**Exercise prompt**: Return all of the data exactly as written, without the pictures.

-- begin --

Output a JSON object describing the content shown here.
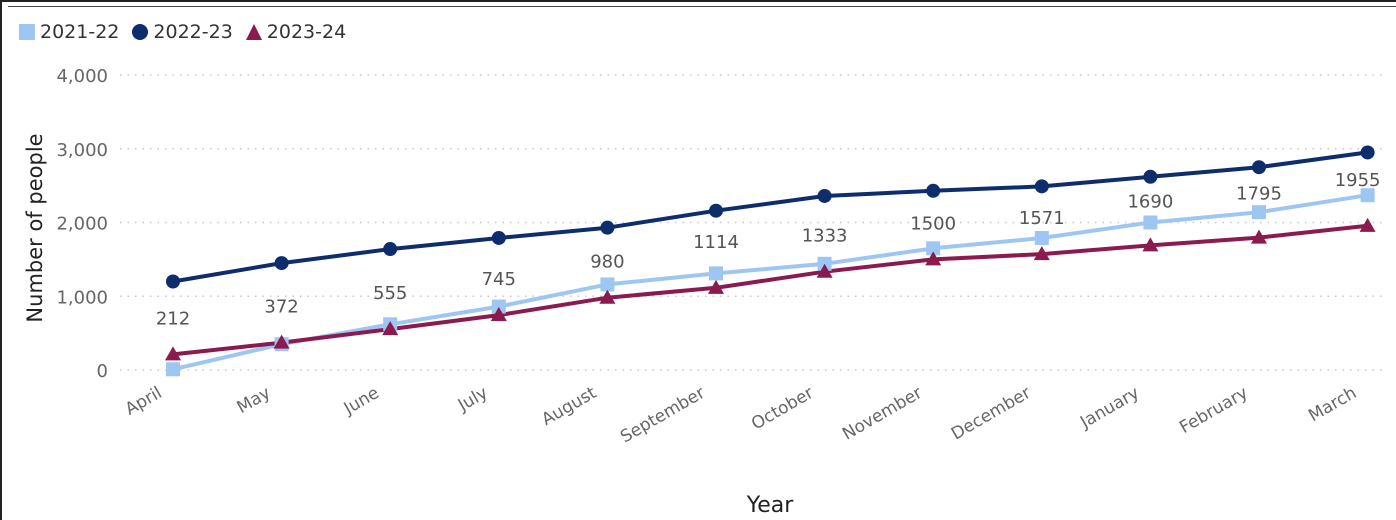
{
  "chart_data": {
    "type": "line",
    "xlabel": "Year",
    "ylabel": "Number of people",
    "ylim": [
      0,
      4000
    ],
    "yticks": [
      0,
      1000,
      2000,
      3000,
      4000
    ],
    "ytick_labels": [
      "0",
      "1,000",
      "2,000",
      "3,000",
      "4,000"
    ],
    "grid": "horizontal dotted",
    "legend_position": "top-left",
    "categories": [
      "April",
      "May",
      "June",
      "July",
      "August",
      "September",
      "October",
      "November",
      "December",
      "January",
      "February",
      "March"
    ],
    "series": [
      {
        "name": "2021-22",
        "color": "#9ec6f3",
        "marker": "square",
        "values": [
          10,
          350,
          620,
          860,
          1160,
          1310,
          1440,
          1650,
          1790,
          2000,
          2140,
          2370
        ]
      },
      {
        "name": "2022-23",
        "color": "#0d2d6c",
        "marker": "circle",
        "values": [
          1200,
          1450,
          1640,
          1790,
          1930,
          2160,
          2360,
          2430,
          2490,
          2620,
          2750,
          2950
        ]
      },
      {
        "name": "2023-24",
        "color": "#8b1a4e",
        "marker": "triangle",
        "values": [
          212,
          372,
          555,
          745,
          980,
          1114,
          1333,
          1500,
          1571,
          1690,
          1795,
          1955
        ],
        "data_labels": [
          "212",
          "372",
          "555",
          "745",
          "980",
          "1114",
          "1333",
          "1500",
          "1571",
          "1690",
          "1795",
          "1955"
        ]
      }
    ]
  }
}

-- end --

**Finished answer**:
Output a JSON object describing the content shown here.
{
  "chart_data": {
    "type": "line",
    "xlabel": "Year",
    "ylabel": "Number of people",
    "ylim": [
      0,
      4000
    ],
    "yticks": [
      0,
      1000,
      2000,
      3000,
      4000
    ],
    "ytick_labels": [
      "0",
      "1,000",
      "2,000",
      "3,000",
      "4,000"
    ],
    "grid": "horizontal dotted",
    "legend_position": "top-left",
    "categories": [
      "April",
      "May",
      "June",
      "July",
      "August",
      "September",
      "October",
      "November",
      "December",
      "January",
      "February",
      "March"
    ],
    "series": [
      {
        "name": "2021-22",
        "color": "#9ec6f3",
        "marker": "square",
        "values": [
          10,
          350,
          620,
          860,
          1160,
          1310,
          1440,
          1650,
          1790,
          2000,
          2140,
          2370
        ]
      },
      {
        "name": "2022-23",
        "color": "#0d2d6c",
        "marker": "circle",
        "values": [
          1200,
          1450,
          1640,
          1790,
          1930,
          2160,
          2360,
          2430,
          2490,
          2620,
          2750,
          2950
        ]
      },
      {
        "name": "2023-24",
        "color": "#8b1a4e",
        "marker": "triangle",
        "values": [
          212,
          372,
          555,
          745,
          980,
          1114,
          1333,
          1500,
          1571,
          1690,
          1795,
          1955
        ],
        "data_labels": [
          "212",
          "372",
          "555",
          "745",
          "980",
          "1114",
          "1333",
          "1500",
          "1571",
          "1690",
          "1795",
          "1955"
        ]
      }
    ]
  }
}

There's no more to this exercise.